Dataset excerpt:
* * *

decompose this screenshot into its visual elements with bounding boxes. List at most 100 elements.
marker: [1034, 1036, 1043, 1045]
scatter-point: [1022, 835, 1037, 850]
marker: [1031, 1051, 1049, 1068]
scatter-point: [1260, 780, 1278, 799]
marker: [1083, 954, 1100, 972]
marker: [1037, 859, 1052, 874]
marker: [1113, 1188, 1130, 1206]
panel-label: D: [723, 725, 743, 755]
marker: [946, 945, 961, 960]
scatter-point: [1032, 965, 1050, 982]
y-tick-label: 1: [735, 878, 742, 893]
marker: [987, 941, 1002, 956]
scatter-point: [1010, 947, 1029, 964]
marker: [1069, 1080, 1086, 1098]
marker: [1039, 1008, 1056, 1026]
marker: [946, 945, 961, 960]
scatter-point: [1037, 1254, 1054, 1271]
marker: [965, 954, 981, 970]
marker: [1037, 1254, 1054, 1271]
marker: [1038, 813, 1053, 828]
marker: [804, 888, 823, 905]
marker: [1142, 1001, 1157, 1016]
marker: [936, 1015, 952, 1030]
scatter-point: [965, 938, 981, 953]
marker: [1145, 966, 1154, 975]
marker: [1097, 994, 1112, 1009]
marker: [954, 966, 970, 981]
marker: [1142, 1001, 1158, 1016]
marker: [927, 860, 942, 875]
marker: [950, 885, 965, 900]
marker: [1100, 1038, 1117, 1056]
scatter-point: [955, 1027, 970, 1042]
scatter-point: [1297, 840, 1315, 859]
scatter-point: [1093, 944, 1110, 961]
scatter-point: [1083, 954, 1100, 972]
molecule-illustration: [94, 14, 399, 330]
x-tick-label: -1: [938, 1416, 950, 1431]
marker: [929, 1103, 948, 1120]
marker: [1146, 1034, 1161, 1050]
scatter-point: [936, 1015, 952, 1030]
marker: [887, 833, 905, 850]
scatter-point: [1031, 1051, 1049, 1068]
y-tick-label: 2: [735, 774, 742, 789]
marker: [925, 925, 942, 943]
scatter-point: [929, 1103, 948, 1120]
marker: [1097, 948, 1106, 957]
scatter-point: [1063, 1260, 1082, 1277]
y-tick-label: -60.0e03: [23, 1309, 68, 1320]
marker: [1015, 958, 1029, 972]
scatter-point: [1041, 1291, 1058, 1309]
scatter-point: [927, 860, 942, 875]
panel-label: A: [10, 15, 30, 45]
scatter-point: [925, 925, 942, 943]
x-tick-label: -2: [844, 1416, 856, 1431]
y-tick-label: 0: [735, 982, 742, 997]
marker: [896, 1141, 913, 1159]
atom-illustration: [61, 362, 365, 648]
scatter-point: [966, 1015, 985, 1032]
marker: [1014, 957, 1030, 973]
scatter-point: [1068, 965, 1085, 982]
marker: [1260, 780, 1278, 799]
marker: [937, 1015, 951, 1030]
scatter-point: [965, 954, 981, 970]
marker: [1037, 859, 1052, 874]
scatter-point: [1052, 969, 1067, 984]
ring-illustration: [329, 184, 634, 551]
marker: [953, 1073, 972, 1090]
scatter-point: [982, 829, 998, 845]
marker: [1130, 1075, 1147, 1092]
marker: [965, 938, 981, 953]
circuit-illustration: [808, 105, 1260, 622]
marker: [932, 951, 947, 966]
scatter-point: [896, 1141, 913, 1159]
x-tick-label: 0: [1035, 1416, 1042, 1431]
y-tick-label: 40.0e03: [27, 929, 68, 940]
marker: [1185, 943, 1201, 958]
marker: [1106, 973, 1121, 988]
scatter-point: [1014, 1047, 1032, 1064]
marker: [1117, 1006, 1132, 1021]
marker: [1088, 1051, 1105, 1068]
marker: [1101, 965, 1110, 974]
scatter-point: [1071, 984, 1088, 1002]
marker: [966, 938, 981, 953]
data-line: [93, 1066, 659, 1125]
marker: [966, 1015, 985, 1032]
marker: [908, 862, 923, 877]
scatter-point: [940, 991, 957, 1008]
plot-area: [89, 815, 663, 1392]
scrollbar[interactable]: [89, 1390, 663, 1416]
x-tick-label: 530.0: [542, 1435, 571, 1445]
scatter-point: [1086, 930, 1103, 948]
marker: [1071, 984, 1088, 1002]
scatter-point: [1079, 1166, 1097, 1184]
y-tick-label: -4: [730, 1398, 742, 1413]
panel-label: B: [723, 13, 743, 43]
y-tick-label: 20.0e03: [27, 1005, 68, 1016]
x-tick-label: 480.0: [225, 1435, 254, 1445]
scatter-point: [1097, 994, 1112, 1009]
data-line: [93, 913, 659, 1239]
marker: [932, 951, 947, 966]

* * *

## Written problem:
Rewrite the listing above as a numbered list, omitting any blank lines.

## Exercise output:
1. decompose this screenshot into its visual elements with bounding boxes. List at most 100 elements.
2. marker: [1034, 1036, 1043, 1045]
3. scatter-point: [1022, 835, 1037, 850]
4. marker: [1031, 1051, 1049, 1068]
5. scatter-point: [1260, 780, 1278, 799]
6. marker: [1083, 954, 1100, 972]
7. marker: [1037, 859, 1052, 874]
8. marker: [1113, 1188, 1130, 1206]
9. panel-label: D: [723, 725, 743, 755]
10. marker: [946, 945, 961, 960]
11. scatter-point: [1032, 965, 1050, 982]
12. y-tick-label: 1: [735, 878, 742, 893]
13. marker: [987, 941, 1002, 956]
14. scatter-point: [1010, 947, 1029, 964]
15. marker: [1069, 1080, 1086, 1098]
16. marker: [1039, 1008, 1056, 1026]
17. marker: [946, 945, 961, 960]
18. scatter-point: [1037, 1254, 1054, 1271]
19. marker: [965, 954, 981, 970]
20. marker: [1037, 1254, 1054, 1271]
21. marker: [1038, 813, 1053, 828]
22. marker: [804, 888, 823, 905]
23. marker: [1142, 1001, 1157, 1016]
24. marker: [936, 1015, 952, 1030]
25. scatter-point: [965, 938, 981, 953]
26. marker: [1145, 966, 1154, 975]
27. marker: [1097, 994, 1112, 1009]
28. marker: [954, 966, 970, 981]
29. marker: [1142, 1001, 1158, 1016]
30. marker: [927, 860, 942, 875]
31. marker: [950, 885, 965, 900]
32. marker: [1100, 1038, 1117, 1056]
33. scatter-point: [955, 1027, 970, 1042]
34. scatter-point: [1297, 840, 1315, 859]
35. scatter-point: [1093, 944, 1110, 961]
36. scatter-point: [1083, 954, 1100, 972]
37. molecule-illustration: [94, 14, 399, 330]
38. x-tick-label: -1: [938, 1416, 950, 1431]
39. marker: [929, 1103, 948, 1120]
40. marker: [1146, 1034, 1161, 1050]
41. scatter-point: [936, 1015, 952, 1030]
42. marker: [887, 833, 905, 850]
43. scatter-point: [1031, 1051, 1049, 1068]
44. y-tick-label: 2: [735, 774, 742, 789]
45. marker: [925, 925, 942, 943]
46. scatter-point: [929, 1103, 948, 1120]
47. marker: [1097, 948, 1106, 957]
48. scatter-point: [1063, 1260, 1082, 1277]
49. y-tick-label: -60.0e03: [23, 1309, 68, 1320]
50. marker: [1015, 958, 1029, 972]
51. scatter-point: [1041, 1291, 1058, 1309]
52. scatter-point: [927, 860, 942, 875]
53. panel-label: A: [10, 15, 30, 45]
54. scatter-point: [925, 925, 942, 943]
55. x-tick-label: -2: [844, 1416, 856, 1431]
56. y-tick-label: 0: [735, 982, 742, 997]
57. marker: [896, 1141, 913, 1159]
58. atom-illustration: [61, 362, 365, 648]
59. scatter-point: [966, 1015, 985, 1032]
60. marker: [1014, 957, 1030, 973]
61. scatter-point: [1068, 965, 1085, 982]
62. marker: [1260, 780, 1278, 799]
63. marker: [937, 1015, 951, 1030]
64. scatter-point: [965, 954, 981, 970]
65. marker: [1037, 859, 1052, 874]
66. scatter-point: [1052, 969, 1067, 984]
67. ring-illustration: [329, 184, 634, 551]
68. marker: [953, 1073, 972, 1090]
69. scatter-point: [982, 829, 998, 845]
70. marker: [1130, 1075, 1147, 1092]
71. marker: [965, 938, 981, 953]
72. circuit-illustration: [808, 105, 1260, 622]
73. marker: [932, 951, 947, 966]
74. scatter-point: [896, 1141, 913, 1159]
75. x-tick-label: 0: [1035, 1416, 1042, 1431]
76. y-tick-label: 40.0e03: [27, 929, 68, 940]
77. marker: [1185, 943, 1201, 958]
78. marker: [1106, 973, 1121, 988]
79. scatter-point: [1014, 1047, 1032, 1064]
80. marker: [1117, 1006, 1132, 1021]
81. marker: [1088, 1051, 1105, 1068]
82. marker: [1101, 965, 1110, 974]
83. scatter-point: [1071, 984, 1088, 1002]
84. marker: [966, 938, 981, 953]
85. data-line: [93, 1066, 659, 1125]
86. marker: [966, 1015, 985, 1032]
87. marker: [908, 862, 923, 877]
88. scatter-point: [940, 991, 957, 1008]
89. plot-area: [89, 815, 663, 1392]
90. scrollbar[interactable]: [89, 1390, 663, 1416]
91. x-tick-label: 530.0: [542, 1435, 571, 1445]
92. scatter-point: [1086, 930, 1103, 948]
93. marker: [1071, 984, 1088, 1002]
94. scatter-point: [1079, 1166, 1097, 1184]
95. y-tick-label: -4: [730, 1398, 742, 1413]
96. panel-label: B: [723, 13, 743, 43]
97. y-tick-label: 20.0e03: [27, 1005, 68, 1016]
98. x-tick-label: 480.0: [225, 1435, 254, 1445]
99. scatter-point: [1097, 994, 1112, 1009]
100. data-line: [93, 913, 659, 1239]
101. marker: [932, 951, 947, 966]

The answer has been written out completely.